What you need to do ->
Report, from the records below, every line where the word "Magnesium" appears.

Listed records ->
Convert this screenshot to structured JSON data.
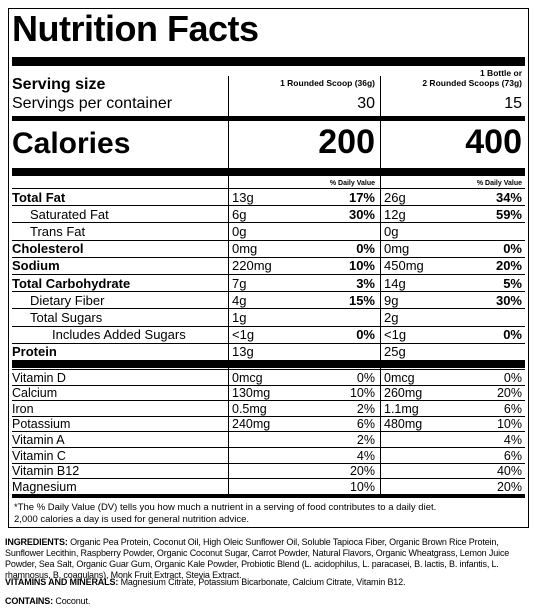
{
  "title": "Nutrition Facts",
  "serving_size_label": "Serving size",
  "servings_label": "Servings per container",
  "calories_label": "Calories",
  "columns": [
    {
      "serving_lines": [
        "1 Rounded Scoop (36g)"
      ],
      "servings": 30,
      "calories": 200
    },
    {
      "serving_lines": [
        "1 Bottle or",
        "2 Rounded Scoops (73g)"
      ],
      "servings": 15,
      "calories": 400
    }
  ],
  "dv_header": "% Daily Value",
  "nutrients": [
    {
      "name": "Total Fat",
      "amounts": [
        "13g",
        "26g"
      ],
      "dv": [
        "17%",
        "34%"
      ]
    },
    {
      "name": "Saturated Fat",
      "amounts": [
        "6g",
        "12g"
      ],
      "dv": [
        "30%",
        "59%"
      ]
    },
    {
      "name": "Trans Fat",
      "amounts": [
        "0g",
        "0g"
      ],
      "dv": [
        null,
        null
      ]
    },
    {
      "name": "Cholesterol",
      "amounts": [
        "0mg",
        "0mg"
      ],
      "dv": [
        "0%",
        "0%"
      ]
    },
    {
      "name": "Sodium",
      "amounts": [
        "220mg",
        "450mg"
      ],
      "dv": [
        "10%",
        "20%"
      ]
    },
    {
      "name": "Total Carbohydrate",
      "amounts": [
        "7g",
        "14g"
      ],
      "dv": [
        "3%",
        "5%"
      ]
    },
    {
      "name": "Dietary Fiber",
      "amounts": [
        "4g",
        "9g"
      ],
      "dv": [
        "15%",
        "30%"
      ]
    },
    {
      "name": "Total Sugars",
      "amounts": [
        "1g",
        "2g"
      ],
      "dv": [
        null,
        null
      ]
    },
    {
      "name": "Includes Added Sugars",
      "amounts": [
        "<1g",
        "<1g"
      ],
      "dv": [
        "0%",
        "0%"
      ]
    },
    {
      "name": "Protein",
      "amounts": [
        "13g",
        "25g"
      ],
      "dv": [
        null,
        null
      ]
    }
  ],
  "vitamins": [
    {
      "name": "Vitamin D",
      "amounts": [
        "0mcg",
        "0mcg"
      ],
      "dv": [
        "0%",
        "0%"
      ]
    },
    {
      "name": "Calcium",
      "amounts": [
        "130mg",
        "260mg"
      ],
      "dv": [
        "10%",
        "20%"
      ]
    },
    {
      "name": "Iron",
      "amounts": [
        "0.5mg",
        "1.1mg"
      ],
      "dv": [
        "2%",
        "6%"
      ]
    },
    {
      "name": "Potassium",
      "amounts": [
        "240mg",
        "480mg"
      ],
      "dv": [
        "6%",
        "10%"
      ]
    },
    {
      "name": "Vitamin A",
      "amounts": [
        null,
        null
      ],
      "dv": [
        "2%",
        "4%"
      ]
    },
    {
      "name": "Vitamin C",
      "amounts": [
        null,
        null
      ],
      "dv": [
        "4%",
        "6%"
      ]
    },
    {
      "name": "Vitamin B12",
      "amounts": [
        null,
        null
      ],
      "dv": [
        "20%",
        "40%"
      ]
    },
    {
      "name": "Magnesium",
      "amounts": [
        null,
        null
      ],
      "dv": [
        "10%",
        "20%"
      ]
    }
  ],
  "footnote": [
    "*The % Daily Value (DV) tells you how much a nutrient in a serving of food contributes to a daily diet.",
    "2,000 calories a day is used for general nutrition advice."
  ],
  "ingredients": {
    "label": "INGREDIENTS:",
    "text": "Organic Pea Protein, Coconut Oil, High Oleic Sunflower Oil, Soluble Tapioca Fiber, Organic Brown Rice Protein, Sunflower Lecithin, Raspberry Powder, Organic Coconut Sugar, Carrot Powder, Natural Flavors, Organic Wheatgrass, Lemon Juice Powder, Sea Salt, Organic Guar Gum, Organic Kale Powder, Probiotic Blend (L. acidophilus, L. paracasei, B. lactis, B. infantis, L. rhamnosus, B. coagulans), Monk Fruit Extract, Stevia Extract."
  },
  "vitamins_minerals": {
    "label": "VITAMINS AND MINERALS:",
    "text": "Magnesium Citrate, Potassium Bicarbonate, Calcium Citrate, Vitamin B12."
  },
  "contains": {
    "label": "CONTAINS:",
    "text": "Coconut."
  }
}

Reply ->
      "name": "Magnesium",
    "text": "Magnesium Citrate, Potassium Bicarbonate, Calcium Citrate, Vitamin B12."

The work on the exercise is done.